### DATASET RECORDS:

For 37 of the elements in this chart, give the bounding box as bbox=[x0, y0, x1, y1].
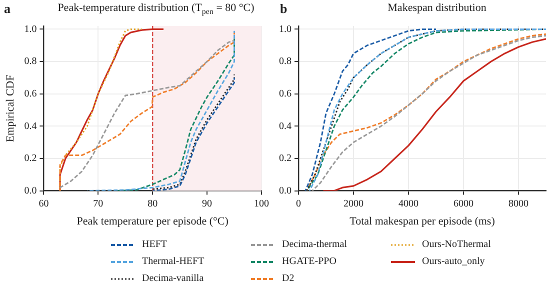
legend-label: D2 bbox=[282, 273, 294, 284]
y-tick-label: 0.6 bbox=[279, 88, 292, 100]
x-axis-title: Peak temperature per episode (°C) bbox=[76, 215, 229, 228]
x-tick-label: 80 bbox=[148, 198, 158, 210]
legend-label: HGATE-PPO bbox=[282, 256, 336, 267]
legend-label: Decima-vanilla bbox=[142, 273, 204, 284]
y-tick-label: 1.0 bbox=[279, 24, 292, 35]
y-tick-label: 0.4 bbox=[24, 120, 37, 132]
legend-label: Ours-auto_only bbox=[422, 256, 485, 267]
x-tick-label: 2000 bbox=[344, 198, 364, 210]
y-tick-label: 0.2 bbox=[279, 153, 292, 164]
x-tick-label: 4000 bbox=[398, 198, 418, 210]
legend-label: HEFT bbox=[142, 239, 167, 250]
x-tick-label: 6000 bbox=[454, 198, 474, 210]
chart-title: Peak-temperature distribution (T$_{pen}$ = 80 °C) bbox=[56, 2, 256, 16]
legend-label: Decima-thermal bbox=[282, 239, 347, 250]
y-tick-label: 0.6 bbox=[24, 88, 37, 100]
x-tick-label: 90 bbox=[202, 198, 212, 210]
legend-label: Thermal-HEFT bbox=[142, 256, 204, 267]
y-axis-title: Empirical CDF bbox=[4, 74, 16, 142]
x-tick-label: 60 bbox=[38, 198, 49, 210]
y-tick-label: 0.8 bbox=[279, 56, 292, 68]
x-tick-label: 100 bbox=[254, 198, 269, 210]
x-tick-label: 70 bbox=[93, 198, 104, 210]
x-axis-title: Total makespan per episode (ms) bbox=[350, 215, 496, 228]
y-tick-label: 0.8 bbox=[24, 56, 37, 68]
chart-title: Makespan distribution bbox=[386, 2, 488, 14]
text: b bbox=[280, 1, 288, 17]
y-tick-label: 0.2 bbox=[24, 153, 37, 164]
legend-label: Ours-NoThermal bbox=[422, 239, 491, 250]
x-tick-label: 8000 bbox=[508, 198, 528, 210]
text: a bbox=[4, 1, 10, 17]
x-tick-label: 0 bbox=[296, 198, 301, 210]
y-tick-label: 0.0 bbox=[24, 185, 37, 196]
y-tick-label: 1.0 bbox=[24, 24, 37, 35]
y-tick-label: 0.4 bbox=[279, 120, 292, 132]
y-tick-label: 0.0 bbox=[279, 185, 292, 196]
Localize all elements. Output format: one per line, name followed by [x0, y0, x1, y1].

### INSTRUCTIONS FOR THE TASK:
Lay out the lines of the listing above as a JSON list of strings, one string per line and no blank lines, covering everything from the line containing "legend-label: D2 bbox=[282, 273, 294, 284]" down to the line containing "legend-label: Thermal-HEFT bbox=[142, 256, 204, 267]", both included.

### ANSWER FOR THIS EXERCISE:
[
  "legend-label: D2 bbox=[282, 273, 294, 284]",
  "y-tick-label: 0.6 bbox=[279, 88, 292, 100]",
  "x-axis-title: Peak temperature per episode (°C) bbox=[76, 215, 229, 228]",
  "x-tick-label: 80 bbox=[148, 198, 158, 210]",
  "legend-label: HGATE-PPO bbox=[282, 256, 336, 267]",
  "legend-label: Decima-vanilla bbox=[142, 273, 204, 284]",
  "y-tick-label: 1.0 bbox=[279, 24, 292, 35]",
  "y-tick-label: 0.4 bbox=[24, 120, 37, 132]",
  "legend-label: Ours-auto_only bbox=[422, 256, 485, 267]",
  "x-tick-label: 2000 bbox=[344, 198, 364, 210]",
  "y-tick-label: 0.2 bbox=[279, 153, 292, 164]",
  "x-tick-label: 4000 bbox=[398, 198, 418, 210]",
  "legend-label: HEFT bbox=[142, 239, 167, 250]",
  "x-tick-label: 6000 bbox=[454, 198, 474, 210]",
  "chart-title: Peak-temperature distribution (T$_{pen}$ = 80 °C) bbox=[56, 2, 256, 16]",
  "legend-label: Decima-thermal bbox=[282, 239, 347, 250]",
  "y-tick-label: 0.6 bbox=[24, 88, 37, 100]",
  "x-tick-label: 90 bbox=[202, 198, 212, 210]",
  "legend-label: Thermal-HEFT bbox=[142, 256, 204, 267]"
]